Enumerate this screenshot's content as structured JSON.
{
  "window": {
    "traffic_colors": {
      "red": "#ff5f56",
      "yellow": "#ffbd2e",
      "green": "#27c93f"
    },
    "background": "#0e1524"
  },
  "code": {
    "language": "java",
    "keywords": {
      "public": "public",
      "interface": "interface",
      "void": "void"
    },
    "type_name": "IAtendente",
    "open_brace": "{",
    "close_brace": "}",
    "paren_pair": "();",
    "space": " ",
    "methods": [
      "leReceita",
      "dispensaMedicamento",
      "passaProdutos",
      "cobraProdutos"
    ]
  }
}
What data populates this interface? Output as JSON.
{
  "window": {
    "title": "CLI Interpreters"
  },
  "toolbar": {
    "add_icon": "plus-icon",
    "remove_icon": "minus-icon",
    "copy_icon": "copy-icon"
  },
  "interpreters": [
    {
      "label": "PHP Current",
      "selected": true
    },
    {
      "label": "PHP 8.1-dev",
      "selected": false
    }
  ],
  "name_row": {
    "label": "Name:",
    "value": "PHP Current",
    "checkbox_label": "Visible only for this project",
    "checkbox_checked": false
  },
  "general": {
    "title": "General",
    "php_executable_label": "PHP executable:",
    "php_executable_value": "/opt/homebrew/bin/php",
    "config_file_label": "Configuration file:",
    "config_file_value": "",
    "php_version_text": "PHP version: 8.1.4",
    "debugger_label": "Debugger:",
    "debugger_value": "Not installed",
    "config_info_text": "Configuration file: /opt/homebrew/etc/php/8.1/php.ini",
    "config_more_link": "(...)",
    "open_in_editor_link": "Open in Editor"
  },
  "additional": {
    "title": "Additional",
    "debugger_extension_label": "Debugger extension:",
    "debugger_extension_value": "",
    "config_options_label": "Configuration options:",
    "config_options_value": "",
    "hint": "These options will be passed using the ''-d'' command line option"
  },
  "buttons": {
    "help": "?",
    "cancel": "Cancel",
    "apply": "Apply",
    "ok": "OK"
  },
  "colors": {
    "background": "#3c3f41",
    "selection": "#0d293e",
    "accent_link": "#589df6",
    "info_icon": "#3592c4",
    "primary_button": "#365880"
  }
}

Goal. Quote every entry exactly.

Exercise output.
Enumerate this screenshot's content as structured JSON.
{
  "window": {
    "traffic_colors": {
      "red": "#ff5f56",
      "yellow": "#ffbd2e",
      "green": "#27c93f"
    },
    "background": "#0e1524"
  },
  "code": {
    "language": "java",
    "keywords": {
      "public": "public",
      "interface": "interface",
      "void": "void"
    },
    "type_name": "IAtendente",
    "open_brace": "{",
    "close_brace": "}",
    "paren_pair": "();",
    "space": " ",
    "methods": [
      "leReceita",
      "dispensaMedicamento",
      "passaProdutos",
      "cobraProdutos"
    ]
  }
}
What data populates this interface? Output as JSON.
{
  "window": {
    "title": "CLI Interpreters"
  },
  "toolbar": {
    "add_icon": "plus-icon",
    "remove_icon": "minus-icon",
    "copy_icon": "copy-icon"
  },
  "interpreters": [
    {
      "label": "PHP Current",
      "selected": true
    },
    {
      "label": "PHP 8.1-dev",
      "selected": false
    }
  ],
  "name_row": {
    "label": "Name:",
    "value": "PHP Current",
    "checkbox_label": "Visible only for this project",
    "checkbox_checked": false
  },
  "general": {
    "title": "General",
    "php_executable_label": "PHP executable:",
    "php_executable_value": "/opt/homebrew/bin/php",
    "config_file_label": "Configuration file:",
    "config_file_value": "",
    "php_version_text": "PHP version: 8.1.4",
    "debugger_label": "Debugger:",
    "debugger_value": "Not installed",
    "config_info_text": "Configuration file: /opt/homebrew/etc/php/8.1/php.ini",
    "config_more_link": "(...)",
    "open_in_editor_link": "Open in Editor"
  },
  "additional": {
    "title": "Additional",
    "debugger_extension_label": "Debugger extension:",
    "debugger_extension_value": "",
    "config_options_label": "Configuration options:",
    "config_options_value": "",
    "hint": "These options will be passed using the ''-d'' command line option"
  },
  "buttons": {
    "help": "?",
    "cancel": "Cancel",
    "apply": "Apply",
    "ok": "OK"
  },
  "colors": {
    "background": "#3c3f41",
    "selection": "#0d293e",
    "accent_link": "#589df6",
    "info_icon": "#3592c4",
    "primary_button": "#365880"
  }
}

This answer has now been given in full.